_Task description_
Write out, precisely and in full, each line of the material.

* * * * * * * * *

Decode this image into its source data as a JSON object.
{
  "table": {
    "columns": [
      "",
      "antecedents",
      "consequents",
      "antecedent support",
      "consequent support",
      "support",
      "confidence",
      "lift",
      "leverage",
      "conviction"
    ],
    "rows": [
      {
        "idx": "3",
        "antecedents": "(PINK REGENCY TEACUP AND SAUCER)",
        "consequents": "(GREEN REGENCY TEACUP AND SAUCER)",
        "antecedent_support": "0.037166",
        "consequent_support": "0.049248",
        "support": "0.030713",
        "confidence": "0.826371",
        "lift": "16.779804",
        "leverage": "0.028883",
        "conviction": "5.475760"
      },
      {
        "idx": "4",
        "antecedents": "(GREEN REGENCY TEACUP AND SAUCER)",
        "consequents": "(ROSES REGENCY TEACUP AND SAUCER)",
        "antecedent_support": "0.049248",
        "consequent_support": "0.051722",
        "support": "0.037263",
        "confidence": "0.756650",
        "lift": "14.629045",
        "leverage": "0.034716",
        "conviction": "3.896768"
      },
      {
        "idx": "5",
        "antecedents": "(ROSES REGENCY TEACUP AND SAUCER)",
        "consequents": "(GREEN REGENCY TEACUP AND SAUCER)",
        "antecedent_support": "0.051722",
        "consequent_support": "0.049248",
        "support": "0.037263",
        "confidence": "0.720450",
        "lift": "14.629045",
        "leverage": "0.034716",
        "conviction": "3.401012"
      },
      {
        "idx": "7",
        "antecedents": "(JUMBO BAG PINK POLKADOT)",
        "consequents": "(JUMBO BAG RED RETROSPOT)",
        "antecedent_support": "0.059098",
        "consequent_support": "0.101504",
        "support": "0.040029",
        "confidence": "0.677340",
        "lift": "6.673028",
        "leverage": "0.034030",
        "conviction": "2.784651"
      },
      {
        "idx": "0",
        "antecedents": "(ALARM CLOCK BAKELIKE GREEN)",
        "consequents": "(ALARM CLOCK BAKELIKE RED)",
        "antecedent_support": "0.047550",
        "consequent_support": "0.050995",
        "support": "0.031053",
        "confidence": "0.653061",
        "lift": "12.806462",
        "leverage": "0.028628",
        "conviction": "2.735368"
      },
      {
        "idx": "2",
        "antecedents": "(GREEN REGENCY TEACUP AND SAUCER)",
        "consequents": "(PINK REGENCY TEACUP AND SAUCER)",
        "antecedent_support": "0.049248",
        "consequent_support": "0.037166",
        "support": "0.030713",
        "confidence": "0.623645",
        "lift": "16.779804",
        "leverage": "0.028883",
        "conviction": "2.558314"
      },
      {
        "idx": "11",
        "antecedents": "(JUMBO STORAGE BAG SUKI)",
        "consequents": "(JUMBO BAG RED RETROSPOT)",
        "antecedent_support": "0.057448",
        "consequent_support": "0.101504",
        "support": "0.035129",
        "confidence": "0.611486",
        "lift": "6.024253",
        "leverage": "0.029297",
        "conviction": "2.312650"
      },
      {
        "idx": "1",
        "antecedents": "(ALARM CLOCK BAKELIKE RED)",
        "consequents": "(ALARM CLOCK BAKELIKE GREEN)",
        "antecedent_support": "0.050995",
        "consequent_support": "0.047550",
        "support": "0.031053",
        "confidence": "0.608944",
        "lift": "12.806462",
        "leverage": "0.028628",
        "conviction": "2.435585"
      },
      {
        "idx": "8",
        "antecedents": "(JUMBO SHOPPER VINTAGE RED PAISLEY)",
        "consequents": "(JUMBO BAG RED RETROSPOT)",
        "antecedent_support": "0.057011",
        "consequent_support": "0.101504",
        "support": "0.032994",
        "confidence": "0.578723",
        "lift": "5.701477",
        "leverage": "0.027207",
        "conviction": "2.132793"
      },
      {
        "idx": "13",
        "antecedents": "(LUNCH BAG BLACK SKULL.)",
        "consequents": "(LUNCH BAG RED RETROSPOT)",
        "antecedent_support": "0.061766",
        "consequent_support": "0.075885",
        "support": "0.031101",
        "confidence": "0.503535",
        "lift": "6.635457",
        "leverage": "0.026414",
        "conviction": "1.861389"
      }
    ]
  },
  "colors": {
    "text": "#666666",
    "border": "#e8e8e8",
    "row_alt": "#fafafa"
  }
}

* * * * * * * * *

_Exercise result_
Decode this image into its source data as a JSON object.
{
  "table": {
    "columns": [
      "",
      "antecedents",
      "consequents",
      "antecedent support",
      "consequent support",
      "support",
      "confidence",
      "lift",
      "leverage",
      "conviction"
    ],
    "rows": [
      {
        "idx": "3",
        "antecedents": "(PINK REGENCY TEACUP AND SAUCER)",
        "consequents": "(GREEN REGENCY TEACUP AND SAUCER)",
        "antecedent_support": "0.037166",
        "consequent_support": "0.049248",
        "support": "0.030713",
        "confidence": "0.826371",
        "lift": "16.779804",
        "leverage": "0.028883",
        "conviction": "5.475760"
      },
      {
        "idx": "4",
        "antecedents": "(GREEN REGENCY TEACUP AND SAUCER)",
        "consequents": "(ROSES REGENCY TEACUP AND SAUCER)",
        "antecedent_support": "0.049248",
        "consequent_support": "0.051722",
        "support": "0.037263",
        "confidence": "0.756650",
        "lift": "14.629045",
        "leverage": "0.034716",
        "conviction": "3.896768"
      },
      {
        "idx": "5",
        "antecedents": "(ROSES REGENCY TEACUP AND SAUCER)",
        "consequents": "(GREEN REGENCY TEACUP AND SAUCER)",
        "antecedent_support": "0.051722",
        "consequent_support": "0.049248",
        "support": "0.037263",
        "confidence": "0.720450",
        "lift": "14.629045",
        "leverage": "0.034716",
        "conviction": "3.401012"
      },
      {
        "idx": "7",
        "antecedents": "(JUMBO BAG PINK POLKADOT)",
        "consequents": "(JUMBO BAG RED RETROSPOT)",
        "antecedent_support": "0.059098",
        "consequent_support": "0.101504",
        "support": "0.040029",
        "confidence": "0.677340",
        "lift": "6.673028",
        "leverage": "0.034030",
        "conviction": "2.784651"
      },
      {
        "idx": "0",
        "antecedents": "(ALARM CLOCK BAKELIKE GREEN)",
        "consequents": "(ALARM CLOCK BAKELIKE RED)",
        "antecedent_support": "0.047550",
        "consequent_support": "0.050995",
        "support": "0.031053",
        "confidence": "0.653061",
        "lift": "12.806462",
        "leverage": "0.028628",
        "conviction": "2.735368"
      },
      {
        "idx": "2",
        "antecedents": "(GREEN REGENCY TEACUP AND SAUCER)",
        "consequents": "(PINK REGENCY TEACUP AND SAUCER)",
        "antecedent_support": "0.049248",
        "consequent_support": "0.037166",
        "support": "0.030713",
        "confidence": "0.623645",
        "lift": "16.779804",
        "leverage": "0.028883",
        "conviction": "2.558314"
      },
      {
        "idx": "11",
        "antecedents": "(JUMBO STORAGE BAG SUKI)",
        "consequents": "(JUMBO BAG RED RETROSPOT)",
        "antecedent_support": "0.057448",
        "consequent_support": "0.101504",
        "support": "0.035129",
        "confidence": "0.611486",
        "lift": "6.024253",
        "leverage": "0.029297",
        "conviction": "2.312650"
      },
      {
        "idx": "1",
        "antecedents": "(ALARM CLOCK BAKELIKE RED)",
        "consequents": "(ALARM CLOCK BAKELIKE GREEN)",
        "antecedent_support": "0.050995",
        "consequent_support": "0.047550",
        "support": "0.031053",
        "confidence": "0.608944",
        "lift": "12.806462",
        "leverage": "0.028628",
        "conviction": "2.435585"
      },
      {
        "idx": "8",
        "antecedents": "(JUMBO SHOPPER VINTAGE RED PAISLEY)",
        "consequents": "(JUMBO BAG RED RETROSPOT)",
        "antecedent_support": "0.057011",
        "consequent_support": "0.101504",
        "support": "0.032994",
        "confidence": "0.578723",
        "lift": "5.701477",
        "leverage": "0.027207",
        "conviction": "2.132793"
      },
      {
        "idx": "13",
        "antecedents": "(LUNCH BAG BLACK SKULL.)",
        "consequents": "(LUNCH BAG RED RETROSPOT)",
        "antecedent_support": "0.061766",
        "consequent_support": "0.075885",
        "support": "0.031101",
        "confidence": "0.503535",
        "lift": "6.635457",
        "leverage": "0.026414",
        "conviction": "1.861389"
      }
    ]
  },
  "colors": {
    "text": "#666666",
    "border": "#e8e8e8",
    "row_alt": "#fafafa"
  }
}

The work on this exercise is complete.